* [What to work on]
Of all the lines here, how many include the string "آستانه"? Answer with the number only.

* [Material provided]

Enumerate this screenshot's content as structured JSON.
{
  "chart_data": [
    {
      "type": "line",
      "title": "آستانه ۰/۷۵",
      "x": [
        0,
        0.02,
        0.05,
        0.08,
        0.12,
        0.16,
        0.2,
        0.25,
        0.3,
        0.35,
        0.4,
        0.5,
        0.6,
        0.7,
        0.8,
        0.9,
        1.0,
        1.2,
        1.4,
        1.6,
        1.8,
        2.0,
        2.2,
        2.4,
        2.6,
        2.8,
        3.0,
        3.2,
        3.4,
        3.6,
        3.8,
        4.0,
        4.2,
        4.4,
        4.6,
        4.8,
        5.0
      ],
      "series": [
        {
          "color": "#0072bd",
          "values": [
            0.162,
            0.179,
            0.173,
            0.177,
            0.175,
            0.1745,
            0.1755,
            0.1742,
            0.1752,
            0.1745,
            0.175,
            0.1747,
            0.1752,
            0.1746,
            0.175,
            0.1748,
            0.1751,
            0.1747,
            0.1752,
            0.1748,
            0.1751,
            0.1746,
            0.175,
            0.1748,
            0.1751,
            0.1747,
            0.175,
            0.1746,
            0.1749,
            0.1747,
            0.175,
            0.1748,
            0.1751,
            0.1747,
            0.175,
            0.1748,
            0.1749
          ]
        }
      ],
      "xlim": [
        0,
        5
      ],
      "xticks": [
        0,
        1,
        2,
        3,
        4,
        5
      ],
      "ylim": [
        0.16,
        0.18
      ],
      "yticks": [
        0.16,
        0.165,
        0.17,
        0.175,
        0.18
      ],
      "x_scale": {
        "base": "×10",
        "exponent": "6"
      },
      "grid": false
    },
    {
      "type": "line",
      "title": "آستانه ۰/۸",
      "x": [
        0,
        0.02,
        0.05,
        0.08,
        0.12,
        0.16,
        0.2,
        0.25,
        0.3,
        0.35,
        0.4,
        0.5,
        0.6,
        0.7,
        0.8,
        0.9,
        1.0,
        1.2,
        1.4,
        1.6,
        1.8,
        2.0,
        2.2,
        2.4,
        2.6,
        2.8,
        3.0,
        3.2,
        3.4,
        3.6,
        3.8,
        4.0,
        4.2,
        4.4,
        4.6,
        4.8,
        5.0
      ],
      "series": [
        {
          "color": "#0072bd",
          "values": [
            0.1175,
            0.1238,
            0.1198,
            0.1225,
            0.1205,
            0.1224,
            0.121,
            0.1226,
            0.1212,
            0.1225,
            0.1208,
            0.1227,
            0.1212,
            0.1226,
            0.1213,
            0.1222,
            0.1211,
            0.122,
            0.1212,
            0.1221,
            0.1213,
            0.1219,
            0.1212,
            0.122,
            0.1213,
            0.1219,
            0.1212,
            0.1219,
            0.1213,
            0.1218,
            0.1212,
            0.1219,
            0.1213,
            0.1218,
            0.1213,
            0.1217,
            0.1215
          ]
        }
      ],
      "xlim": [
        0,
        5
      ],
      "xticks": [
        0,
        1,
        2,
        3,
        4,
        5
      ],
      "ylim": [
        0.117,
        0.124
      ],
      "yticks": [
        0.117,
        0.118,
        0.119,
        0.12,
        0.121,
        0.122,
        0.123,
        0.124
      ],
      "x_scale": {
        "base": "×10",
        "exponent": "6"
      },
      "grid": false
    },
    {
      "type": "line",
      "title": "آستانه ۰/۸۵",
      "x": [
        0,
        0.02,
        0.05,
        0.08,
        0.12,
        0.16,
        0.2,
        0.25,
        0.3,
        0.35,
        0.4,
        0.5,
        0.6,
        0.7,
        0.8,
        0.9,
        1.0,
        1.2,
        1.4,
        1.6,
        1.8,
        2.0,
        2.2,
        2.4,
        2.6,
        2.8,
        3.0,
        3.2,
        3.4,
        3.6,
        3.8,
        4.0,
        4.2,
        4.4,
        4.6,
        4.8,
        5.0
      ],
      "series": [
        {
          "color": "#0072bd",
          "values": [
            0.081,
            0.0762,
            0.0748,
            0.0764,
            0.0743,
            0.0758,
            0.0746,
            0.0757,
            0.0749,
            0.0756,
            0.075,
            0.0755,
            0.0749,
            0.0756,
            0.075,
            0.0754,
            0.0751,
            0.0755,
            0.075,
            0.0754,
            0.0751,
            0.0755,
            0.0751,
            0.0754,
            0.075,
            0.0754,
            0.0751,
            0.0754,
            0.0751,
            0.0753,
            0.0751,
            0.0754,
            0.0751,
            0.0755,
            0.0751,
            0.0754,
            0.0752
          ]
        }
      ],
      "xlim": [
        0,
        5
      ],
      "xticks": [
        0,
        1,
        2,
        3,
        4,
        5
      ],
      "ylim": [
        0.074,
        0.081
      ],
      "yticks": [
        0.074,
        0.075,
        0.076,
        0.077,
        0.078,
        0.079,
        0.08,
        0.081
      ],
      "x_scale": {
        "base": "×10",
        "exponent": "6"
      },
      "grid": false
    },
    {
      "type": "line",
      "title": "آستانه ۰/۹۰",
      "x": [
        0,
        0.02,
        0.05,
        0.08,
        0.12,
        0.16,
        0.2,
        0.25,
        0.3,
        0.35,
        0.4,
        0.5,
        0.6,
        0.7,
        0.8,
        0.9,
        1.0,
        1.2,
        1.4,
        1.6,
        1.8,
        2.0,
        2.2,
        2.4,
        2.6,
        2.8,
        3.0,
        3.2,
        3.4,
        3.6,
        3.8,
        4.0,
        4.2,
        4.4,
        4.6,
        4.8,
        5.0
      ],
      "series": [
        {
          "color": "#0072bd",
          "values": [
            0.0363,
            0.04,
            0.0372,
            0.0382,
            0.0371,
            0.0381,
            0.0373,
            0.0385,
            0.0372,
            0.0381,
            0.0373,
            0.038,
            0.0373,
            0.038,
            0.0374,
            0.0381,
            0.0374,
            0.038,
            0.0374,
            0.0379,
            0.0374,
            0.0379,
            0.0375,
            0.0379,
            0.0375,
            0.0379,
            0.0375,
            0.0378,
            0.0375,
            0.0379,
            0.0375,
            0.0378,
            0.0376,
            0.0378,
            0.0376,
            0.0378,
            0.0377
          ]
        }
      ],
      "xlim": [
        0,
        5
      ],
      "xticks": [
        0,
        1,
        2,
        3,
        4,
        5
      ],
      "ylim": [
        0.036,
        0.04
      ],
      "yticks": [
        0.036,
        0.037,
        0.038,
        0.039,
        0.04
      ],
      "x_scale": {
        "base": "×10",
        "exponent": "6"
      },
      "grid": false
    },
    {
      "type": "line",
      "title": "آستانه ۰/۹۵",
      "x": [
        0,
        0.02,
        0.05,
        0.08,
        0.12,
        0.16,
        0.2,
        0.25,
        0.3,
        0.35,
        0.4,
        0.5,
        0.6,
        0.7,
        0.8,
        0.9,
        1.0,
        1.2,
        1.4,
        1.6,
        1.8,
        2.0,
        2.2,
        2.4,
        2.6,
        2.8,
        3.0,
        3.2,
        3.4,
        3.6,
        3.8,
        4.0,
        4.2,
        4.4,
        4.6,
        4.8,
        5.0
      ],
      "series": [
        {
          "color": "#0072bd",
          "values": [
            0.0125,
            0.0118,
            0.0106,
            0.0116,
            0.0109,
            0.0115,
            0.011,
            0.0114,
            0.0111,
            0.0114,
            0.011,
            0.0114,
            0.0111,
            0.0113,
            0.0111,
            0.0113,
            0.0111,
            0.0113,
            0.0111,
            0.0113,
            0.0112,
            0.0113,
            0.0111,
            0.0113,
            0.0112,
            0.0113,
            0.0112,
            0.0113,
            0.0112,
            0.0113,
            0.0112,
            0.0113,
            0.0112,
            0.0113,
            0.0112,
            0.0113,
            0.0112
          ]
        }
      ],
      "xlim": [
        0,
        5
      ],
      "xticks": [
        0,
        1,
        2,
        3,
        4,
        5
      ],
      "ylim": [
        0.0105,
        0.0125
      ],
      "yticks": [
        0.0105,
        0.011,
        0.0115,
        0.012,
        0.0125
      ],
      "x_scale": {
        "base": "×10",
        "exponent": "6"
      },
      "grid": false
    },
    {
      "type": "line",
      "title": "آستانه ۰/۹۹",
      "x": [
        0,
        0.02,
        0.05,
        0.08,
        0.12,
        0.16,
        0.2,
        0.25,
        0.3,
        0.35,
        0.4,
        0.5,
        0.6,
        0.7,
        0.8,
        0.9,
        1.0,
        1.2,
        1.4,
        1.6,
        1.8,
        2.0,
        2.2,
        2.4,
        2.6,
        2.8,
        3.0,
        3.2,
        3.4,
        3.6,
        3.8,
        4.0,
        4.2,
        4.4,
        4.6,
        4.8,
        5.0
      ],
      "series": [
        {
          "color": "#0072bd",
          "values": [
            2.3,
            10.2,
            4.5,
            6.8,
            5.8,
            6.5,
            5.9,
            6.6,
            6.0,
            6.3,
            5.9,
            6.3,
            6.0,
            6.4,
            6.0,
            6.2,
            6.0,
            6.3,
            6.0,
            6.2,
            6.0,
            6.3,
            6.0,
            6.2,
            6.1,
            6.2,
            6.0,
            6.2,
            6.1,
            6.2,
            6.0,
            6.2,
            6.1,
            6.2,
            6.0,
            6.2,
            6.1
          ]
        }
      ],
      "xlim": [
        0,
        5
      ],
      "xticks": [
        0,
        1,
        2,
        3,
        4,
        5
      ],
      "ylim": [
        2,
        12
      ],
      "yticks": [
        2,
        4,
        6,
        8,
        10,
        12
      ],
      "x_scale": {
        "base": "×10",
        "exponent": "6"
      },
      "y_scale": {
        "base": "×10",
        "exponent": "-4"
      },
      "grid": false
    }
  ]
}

* [Task result]
6